* _TASK DETAILS_
Tally up the lines carrying the string "квартал" and respond with only the resulting number.

--- LISTED RECORDS ---

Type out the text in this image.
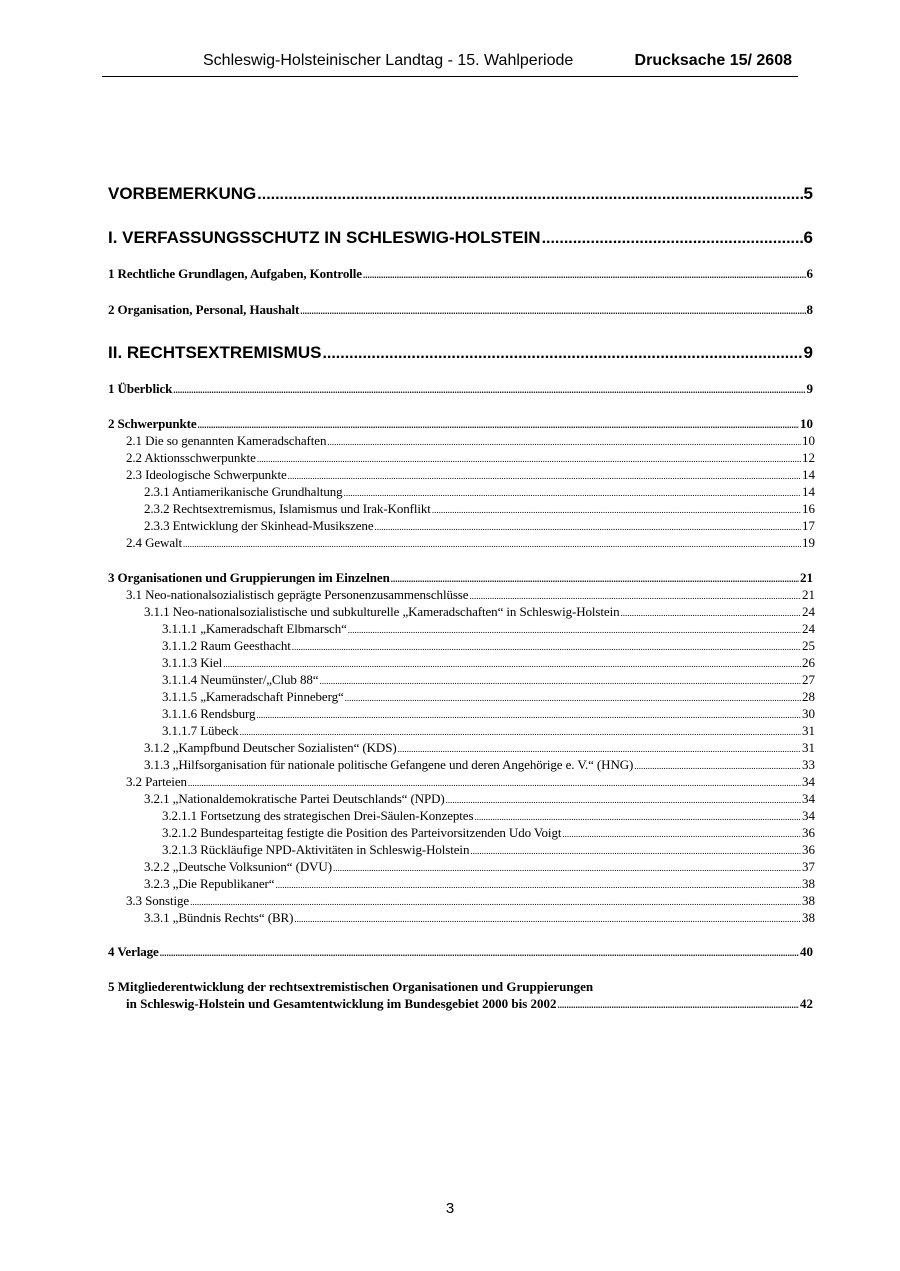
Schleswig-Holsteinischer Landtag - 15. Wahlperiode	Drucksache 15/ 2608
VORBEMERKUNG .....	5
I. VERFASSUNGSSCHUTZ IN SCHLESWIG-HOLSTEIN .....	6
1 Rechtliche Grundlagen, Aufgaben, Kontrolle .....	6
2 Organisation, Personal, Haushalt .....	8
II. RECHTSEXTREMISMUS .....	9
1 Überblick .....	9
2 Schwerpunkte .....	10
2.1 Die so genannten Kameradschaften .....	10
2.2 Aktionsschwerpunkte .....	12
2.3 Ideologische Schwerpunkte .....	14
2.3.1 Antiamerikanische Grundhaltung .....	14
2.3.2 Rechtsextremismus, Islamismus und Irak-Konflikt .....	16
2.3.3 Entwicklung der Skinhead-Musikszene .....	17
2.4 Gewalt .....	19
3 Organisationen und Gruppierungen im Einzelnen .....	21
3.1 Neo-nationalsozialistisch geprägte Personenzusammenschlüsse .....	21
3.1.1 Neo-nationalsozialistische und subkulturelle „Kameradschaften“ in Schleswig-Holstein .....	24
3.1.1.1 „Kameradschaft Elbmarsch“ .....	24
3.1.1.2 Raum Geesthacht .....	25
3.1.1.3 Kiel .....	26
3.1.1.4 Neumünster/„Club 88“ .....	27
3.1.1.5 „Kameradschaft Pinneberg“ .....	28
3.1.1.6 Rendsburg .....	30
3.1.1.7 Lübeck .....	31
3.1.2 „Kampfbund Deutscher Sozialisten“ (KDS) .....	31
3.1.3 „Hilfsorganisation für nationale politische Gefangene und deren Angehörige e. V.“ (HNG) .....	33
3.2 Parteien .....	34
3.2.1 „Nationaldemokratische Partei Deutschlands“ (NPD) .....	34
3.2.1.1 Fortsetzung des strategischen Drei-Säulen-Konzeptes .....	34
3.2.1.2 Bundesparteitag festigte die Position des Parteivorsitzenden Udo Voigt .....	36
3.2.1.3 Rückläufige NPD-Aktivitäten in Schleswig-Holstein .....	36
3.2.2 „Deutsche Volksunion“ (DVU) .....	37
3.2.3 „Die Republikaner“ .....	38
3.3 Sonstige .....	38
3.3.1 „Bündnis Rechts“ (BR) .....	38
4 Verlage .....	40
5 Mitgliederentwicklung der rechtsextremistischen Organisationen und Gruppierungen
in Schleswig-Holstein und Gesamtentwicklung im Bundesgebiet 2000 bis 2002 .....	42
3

---
--- LISTED RECORDS ---

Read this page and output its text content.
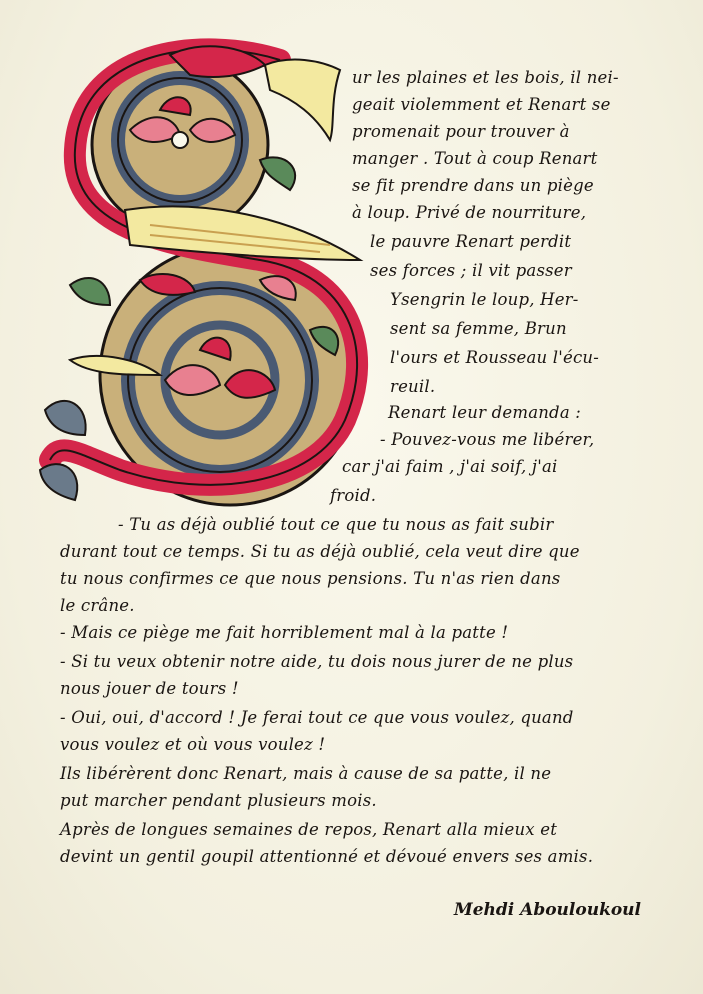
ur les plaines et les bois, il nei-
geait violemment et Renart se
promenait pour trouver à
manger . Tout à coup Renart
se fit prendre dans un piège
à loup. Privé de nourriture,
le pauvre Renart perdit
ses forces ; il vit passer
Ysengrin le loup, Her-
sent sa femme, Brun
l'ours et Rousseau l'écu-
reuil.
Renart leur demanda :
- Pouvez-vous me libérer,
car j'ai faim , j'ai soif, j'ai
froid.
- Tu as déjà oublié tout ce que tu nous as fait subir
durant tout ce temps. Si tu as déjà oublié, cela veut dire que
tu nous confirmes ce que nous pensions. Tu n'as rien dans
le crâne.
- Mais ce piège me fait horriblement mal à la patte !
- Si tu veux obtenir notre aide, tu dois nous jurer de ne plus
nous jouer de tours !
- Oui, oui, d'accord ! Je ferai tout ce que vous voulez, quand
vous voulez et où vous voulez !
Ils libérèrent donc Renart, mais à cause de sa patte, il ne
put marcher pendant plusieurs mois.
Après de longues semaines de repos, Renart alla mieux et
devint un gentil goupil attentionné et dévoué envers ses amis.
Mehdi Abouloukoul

---
--- LISTED RECORDS ---

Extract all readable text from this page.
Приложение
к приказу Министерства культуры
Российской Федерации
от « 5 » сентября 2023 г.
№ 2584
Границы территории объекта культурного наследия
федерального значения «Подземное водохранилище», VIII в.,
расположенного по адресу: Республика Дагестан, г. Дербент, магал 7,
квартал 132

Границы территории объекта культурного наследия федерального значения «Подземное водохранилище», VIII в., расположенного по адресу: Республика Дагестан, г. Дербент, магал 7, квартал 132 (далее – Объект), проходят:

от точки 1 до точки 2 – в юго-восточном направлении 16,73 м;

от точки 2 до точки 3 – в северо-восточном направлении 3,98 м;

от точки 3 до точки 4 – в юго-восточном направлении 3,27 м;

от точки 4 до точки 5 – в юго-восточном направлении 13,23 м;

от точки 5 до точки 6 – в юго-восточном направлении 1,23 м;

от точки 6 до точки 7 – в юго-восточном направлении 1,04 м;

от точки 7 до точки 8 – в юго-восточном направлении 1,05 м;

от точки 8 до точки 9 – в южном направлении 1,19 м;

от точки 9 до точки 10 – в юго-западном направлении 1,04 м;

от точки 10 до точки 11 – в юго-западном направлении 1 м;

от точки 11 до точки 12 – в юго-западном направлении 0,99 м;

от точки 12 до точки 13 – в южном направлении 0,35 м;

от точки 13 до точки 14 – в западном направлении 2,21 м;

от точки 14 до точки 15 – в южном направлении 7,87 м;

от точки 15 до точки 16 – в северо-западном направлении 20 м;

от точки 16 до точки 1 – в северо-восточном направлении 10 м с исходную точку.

---

* _EXPECTED OUTPUT_
2